** What is asked **
Select, from the data, each line where "порядке" occurs.

** Supplied records **
+ + + +

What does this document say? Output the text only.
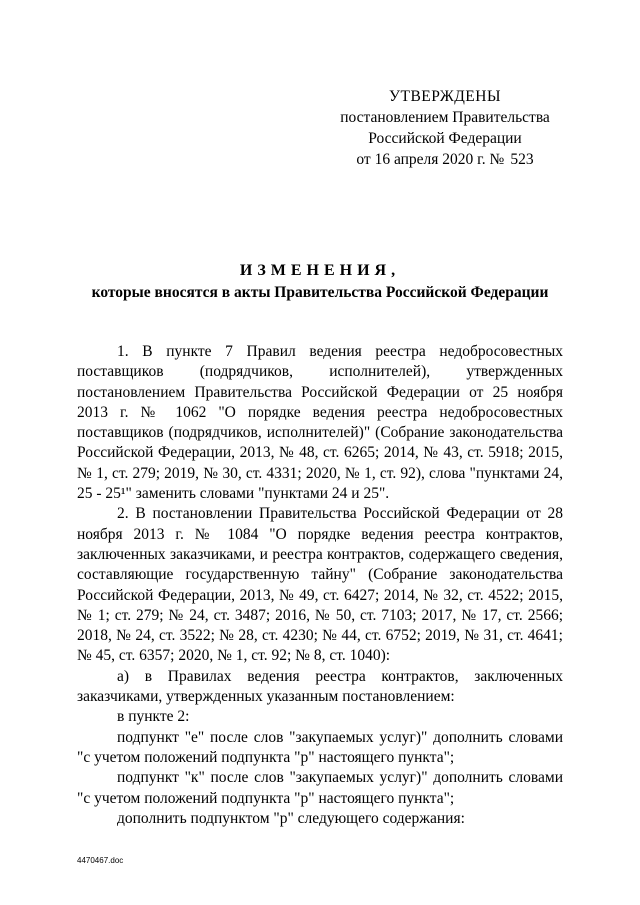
УТВЕРЖДЕНЫ
постановлением Правительства
Российской Федерации
от 16 апреля 2020 г. № 523
ИЗМЕНЕНИЯ,
которые вносятся в акты Правительства Российской Федерации

1. В пункте 7 Правил ведения реестра недобросовестных поставщиков (подрядчиков, исполнителей), утвержденных постановлением Правительства Российской Федерации от 25 ноября 2013 г. № 1062 "О порядке ведения реестра недобросовестных поставщиков (подрядчиков, исполнителей)" (Собрание законодательства Российской Федерации, 2013, № 48, ст. 6265; 2014, № 43, ст. 5918; 2015, № 1, ст. 279; 2019, № 30, ст. 4331; 2020, № 1, ст. 92), слова "пунктами 24, 25 - 25¹" заменить словами "пунктами 24 и 25".

2. В постановлении Правительства Российской Федерации от 28 ноября 2013 г. № 1084 "О порядке ведения реестра контрактов, заключенных заказчиками, и реестра контрактов, содержащего сведения, составляющие государственную тайну" (Собрание законодательства Российской Федерации, 2013, № 49, ст. 6427; 2014, № 32, ст. 4522; 2015, № 1; ст. 279; № 24, ст. 3487; 2016, № 50, ст. 7103; 2017, № 17, ст. 2566; 2018, № 24, ст. 3522; № 28, ст. 4230; № 44, ст. 6752; 2019, № 31, ст. 4641; № 45, ст. 6357; 2020, № 1, ст. 92; № 8, ст. 1040):

а) в Правилах ведения реестра контрактов, заключенных заказчиками, утвержденных указанным постановлением:

в пункте 2:

подпункт "е" после слов "закупаемых услуг)" дополнить словами "с учетом положений подпункта "р" настоящего пункта";

подпункт "к" после слов "закупаемых услуг)" дополнить словами "с учетом положений подпункта "р" настоящего пункта";

дополнить подпунктом "р" следующего содержания:

4470467.doc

+ + + +

** Full answer **
1. В пункте 7 Правил ведения реестра недобросовестных поставщиков (подрядчиков, исполнителей), утвержденных постановлением Правительства Российской Федерации от 25 ноября 2013 г. № 1062 "О порядке ведения реестра недобросовестных поставщиков (подрядчиков, исполнителей)" (Собрание законодательства Российской Федерации, 2013, № 48, ст. 6265; 2014, № 43, ст. 5918; 2015, № 1, ст. 279; 2019, № 30, ст. 4331; 2020, № 1, ст. 92), слова "пунктами 24, 25 - 25¹" заменить словами "пунктами 24 и 25".
2. В постановлении Правительства Российской Федерации от 28 ноября 2013 г. № 1084 "О порядке ведения реестра контрактов, заключенных заказчиками, и реестра контрактов, содержащего сведения, составляющие государственную тайну" (Собрание законодательства Российской Федерации, 2013, № 49, ст. 6427; 2014, № 32, ст. 4522; 2015, № 1; ст. 279; № 24, ст. 3487; 2016, № 50, ст. 7103; 2017, № 17, ст. 2566; 2018, № 24, ст. 3522; № 28, ст. 4230; № 44, ст. 6752; 2019, № 31, ст. 4641; № 45, ст. 6357; 2020, № 1, ст. 92; № 8, ст. 1040):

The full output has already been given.